(Exercise goal)
For the records that follow, restate each one word for word and leave the images behind.

(Dataset entries)
•••••
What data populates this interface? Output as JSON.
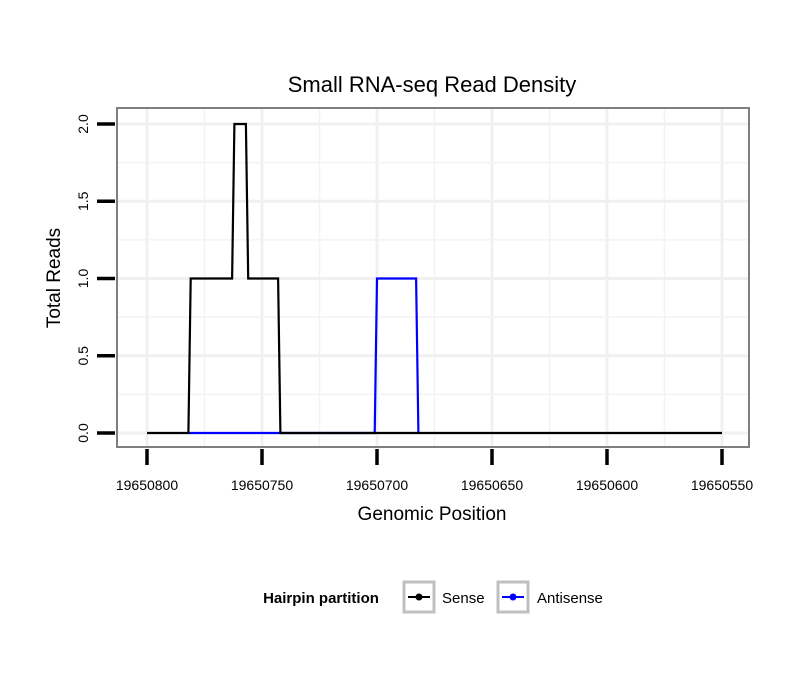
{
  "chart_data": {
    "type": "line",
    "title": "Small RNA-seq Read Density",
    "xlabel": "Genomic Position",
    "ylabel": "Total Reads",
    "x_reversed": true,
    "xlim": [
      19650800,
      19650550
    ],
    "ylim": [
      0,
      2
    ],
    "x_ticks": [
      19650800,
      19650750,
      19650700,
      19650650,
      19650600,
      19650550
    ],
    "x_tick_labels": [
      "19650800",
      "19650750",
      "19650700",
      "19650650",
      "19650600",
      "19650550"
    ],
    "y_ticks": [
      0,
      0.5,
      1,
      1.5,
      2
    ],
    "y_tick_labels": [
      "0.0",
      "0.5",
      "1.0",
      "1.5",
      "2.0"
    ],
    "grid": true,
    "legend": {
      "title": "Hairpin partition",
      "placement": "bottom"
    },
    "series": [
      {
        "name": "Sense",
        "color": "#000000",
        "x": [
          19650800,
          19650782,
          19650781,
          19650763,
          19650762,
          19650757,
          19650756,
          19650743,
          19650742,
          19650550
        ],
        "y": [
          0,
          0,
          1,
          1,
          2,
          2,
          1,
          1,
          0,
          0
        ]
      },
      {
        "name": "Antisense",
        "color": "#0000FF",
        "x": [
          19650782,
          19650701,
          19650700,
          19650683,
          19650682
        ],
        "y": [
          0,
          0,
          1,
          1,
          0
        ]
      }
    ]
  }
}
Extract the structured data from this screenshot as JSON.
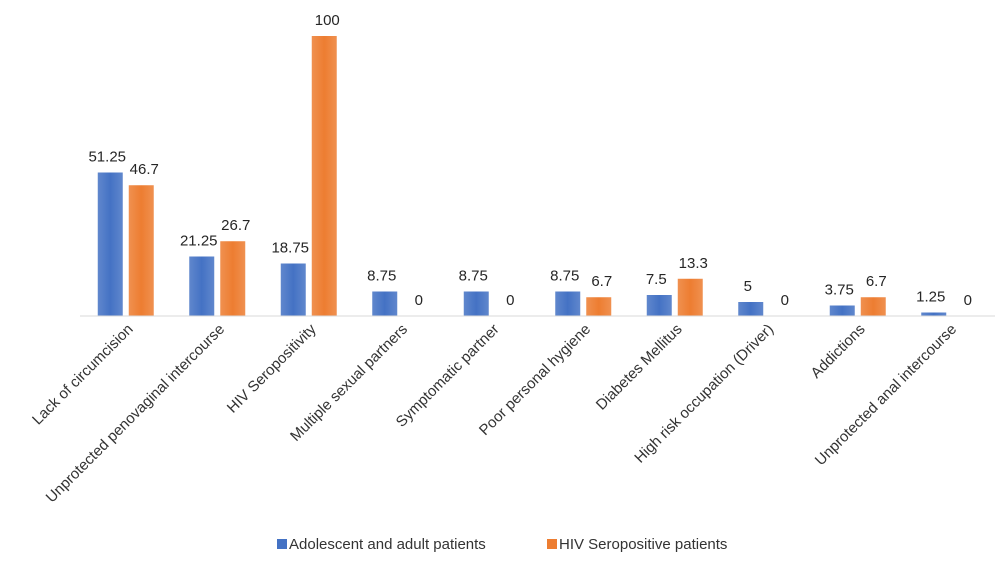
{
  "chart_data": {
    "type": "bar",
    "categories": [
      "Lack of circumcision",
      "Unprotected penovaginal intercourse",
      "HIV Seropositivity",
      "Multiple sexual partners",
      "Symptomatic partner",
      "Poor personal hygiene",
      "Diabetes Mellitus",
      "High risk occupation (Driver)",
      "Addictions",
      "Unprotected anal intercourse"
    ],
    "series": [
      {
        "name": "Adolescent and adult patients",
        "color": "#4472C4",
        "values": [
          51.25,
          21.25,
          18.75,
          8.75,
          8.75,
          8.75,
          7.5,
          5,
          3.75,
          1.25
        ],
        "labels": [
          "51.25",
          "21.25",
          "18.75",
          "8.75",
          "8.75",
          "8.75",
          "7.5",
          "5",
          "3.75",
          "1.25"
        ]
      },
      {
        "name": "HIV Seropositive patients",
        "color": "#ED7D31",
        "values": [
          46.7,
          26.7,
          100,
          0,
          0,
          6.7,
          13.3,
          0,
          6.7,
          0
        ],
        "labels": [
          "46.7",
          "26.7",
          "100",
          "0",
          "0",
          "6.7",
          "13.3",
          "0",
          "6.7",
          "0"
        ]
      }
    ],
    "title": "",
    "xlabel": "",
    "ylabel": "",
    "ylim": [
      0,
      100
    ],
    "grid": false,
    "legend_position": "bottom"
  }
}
•••••
(Exercise answer)
What data populates this interface? Output as JSON.
{
  "chart_data": {
    "type": "line",
    "title": "Small RNA-seq Read Density",
    "xlabel": "Genomic Position",
    "ylabel": "Total Reads",
    "x_reversed": true,
    "xlim": [
      19650800,
      19650550
    ],
    "ylim": [
      0,
      2
    ],
    "x_ticks": [
      19650800,
      19650750,
      19650700,
      19650650,
      19650600,
      19650550
    ],
    "x_tick_labels": [
      "19650800",
      "19650750",
      "19650700",
      "19650650",
      "19650600",
      "19650550"
    ],
    "y_ticks": [
      0,
      0.5,
      1,
      1.5,
      2
    ],
    "y_tick_labels": [
      "0.0",
      "0.5",
      "1.0",
      "1.5",
      "2.0"
    ],
    "grid": true,
    "legend": {
      "title": "Hairpin partition",
      "placement": "bottom"
    },
    "series": [
      {
        "name": "Sense",
        "color": "#000000",
        "x": [
          19650800,
          19650782,
          19650781,
          19650763,
          19650762,
          19650757,
          19650756,
          19650743,
          19650742,
          19650550
        ],
        "y": [
          0,
          0,
          1,
          1,
          2,
          2,
          1,
          1,
          0,
          0
        ]
      },
      {
        "name": "Antisense",
        "color": "#0000FF",
        "x": [
          19650782,
          19650701,
          19650700,
          19650683,
          19650682
        ],
        "y": [
          0,
          0,
          1,
          1,
          0
        ]
      }
    ]
  }
}
Extract the structured data from this screenshot as JSON.
{
  "chart_data": {
    "type": "bar",
    "categories": [
      "Lack of circumcision",
      "Unprotected penovaginal intercourse",
      "HIV Seropositivity",
      "Multiple sexual partners",
      "Symptomatic partner",
      "Poor personal hygiene",
      "Diabetes Mellitus",
      "High risk occupation (Driver)",
      "Addictions",
      "Unprotected anal intercourse"
    ],
    "series": [
      {
        "name": "Adolescent and adult patients",
        "color": "#4472C4",
        "values": [
          51.25,
          21.25,
          18.75,
          8.75,
          8.75,
          8.75,
          7.5,
          5,
          3.75,
          1.25
        ],
        "labels": [
          "51.25",
          "21.25",
          "18.75",
          "8.75",
          "8.75",
          "8.75",
          "7.5",
          "5",
          "3.75",
          "1.25"
        ]
      },
      {
        "name": "HIV Seropositive patients",
        "color": "#ED7D31",
        "values": [
          46.7,
          26.7,
          100,
          0,
          0,
          6.7,
          13.3,
          0,
          6.7,
          0
        ],
        "labels": [
          "46.7",
          "26.7",
          "100",
          "0",
          "0",
          "6.7",
          "13.3",
          "0",
          "6.7",
          "0"
        ]
      }
    ],
    "title": "",
    "xlabel": "",
    "ylabel": "",
    "ylim": [
      0,
      100
    ],
    "grid": false,
    "legend_position": "bottom"
  }
}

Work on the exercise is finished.